In the entries that follow, find the word "بشرح" and report each line it is on.

===== Supplied information

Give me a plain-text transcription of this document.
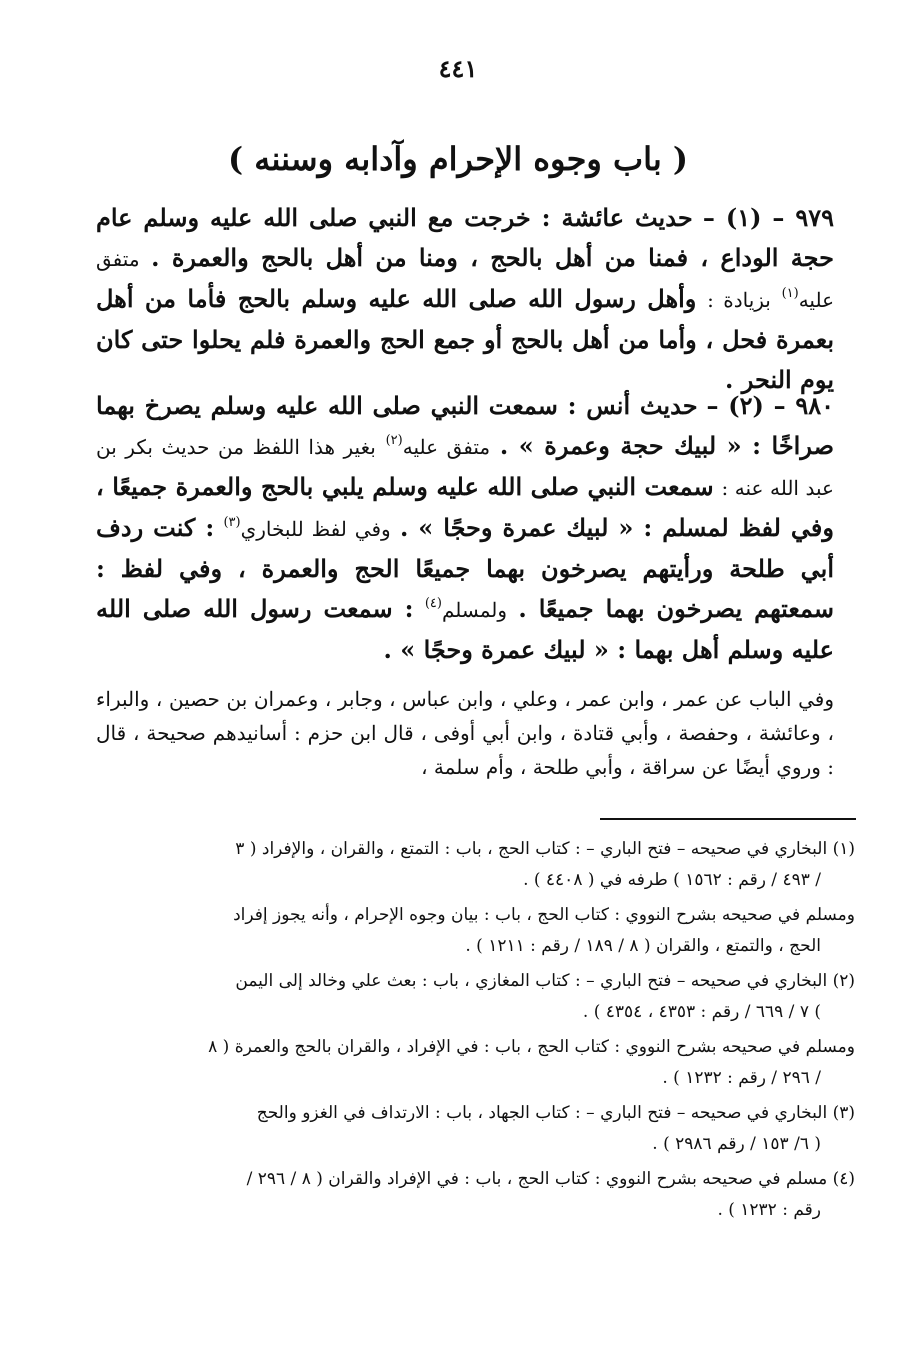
٤٤١
( باب وجوه الإحرام وآدابه وسننه )
٩٧٩ – (١) – حديث عائشة : خرجت مع النبي صلى الله عليه وسلم عام حجة الوداع ، فمنا من أهل بالحج ، ومنا من أهل بالحج والعمرة . متفق عليه$^{(١)}$ بزيادة : وأهل رسول الله صلى الله عليه وسلم بالحج فأما من أهل بعمرة فحل ، وأما من أهل بالحج أو جمع الحج والعمرة فلم يحلوا حتى كان يوم النحر .
٩٨٠ – (٢) – حديث أنس : سمعت النبي صلى الله عليه وسلم يصرخ بهما صراخًا : « لبيك حجة وعمرة » . متفق عليه$^{(٢)}$ بغير هذا اللفظ من حديث بكر بن عبد الله عنه : سمعت النبي صلى الله عليه وسلم يلبي بالحج والعمرة جميعًا ، وفي لفظ لمسلم : « لبيك عمرة وحجًا » . وفي لفظ للبخاري$^{(٣)}$ : كنت ردف أبي طلحة ورأيتهم يصرخون بهما جميعًا الحج والعمرة ، وفي لفظ : سمعتهم يصرخون بهما جميعًا . ولمسلم$^{(٤)}$ : سمعت رسول الله صلى الله عليه وسلم أهل بهما : « لبيك عمرة وحجًا » .
وفي الباب عن عمر ، وابن عمر ، وعلي ، وابن عباس ، وجابر ، وعمران بن حصين ، والبراء ، وعائشة ، وحفصة ، وأبي قتادة ، وابن أبي أوفى ، قال ابن حزم : أسانيدهم صحيحة ، قال : وروي أيضًا عن سراقة ، وأبي طلحة ، وأم سلمة ،
(١) البخاري في صحيحه – فتح الباري – : كتاب الحج ، باب : التمتع ، والقران ، والإفراد ( ٣
/ ٤٩٣ / رقم : ١٥٦٢ ) طرفه في ( ٤٤٠٨ ) .
ومسلم في صحيحه بشرح النووي : كتاب الحج ، باب : بيان وجوه الإحرام ، وأنه يجوز إفراد
الحج ، والتمتع ، والقران ( ٨ / ١٨٩ / رقم : ١٢١١ ) .
(٢) البخاري في صحيحه – فتح الباري – : كتاب المغازي ، باب : بعث علي وخالد إلى اليمن
) ٧ / ٦٦٩ / رقم : ٤٣٥٣ ، ٤٣٥٤ ) .
ومسلم في صحيحه بشرح النووي : كتاب الحج ، باب : في الإفراد ، والقران بالحج والعمرة ( ٨
/ ٢٩٦ / رقم : ١٢٣٢ ) .
(٣) البخاري في صحيحه – فتح الباري – : كتاب الجهاد ، باب : الارتداف في الغزو والحج
( ٦/ ١٥٣ / رقم ٢٩٨٦ ) .
(٤) مسلم في صحيحه بشرح النووي : كتاب الحج ، باب : في الإفراد والقران ( ٨ / ٢٩٦ /
رقم : ١٢٣٢ ) .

==========

Finished exercise —
ومسلم في صحيحه بشرح النووي : كتاب الحج ، باب : بيان وجوه الإحرام ، وأنه يجوز إفراد
ومسلم في صحيحه بشرح النووي : كتاب الحج ، باب : في الإفراد ، والقران بالحج والعمرة ( ٨
(٤) مسلم في صحيحه بشرح النووي : كتاب الحج ، باب : في الإفراد والقران ( ٨ / ٢٩٦ /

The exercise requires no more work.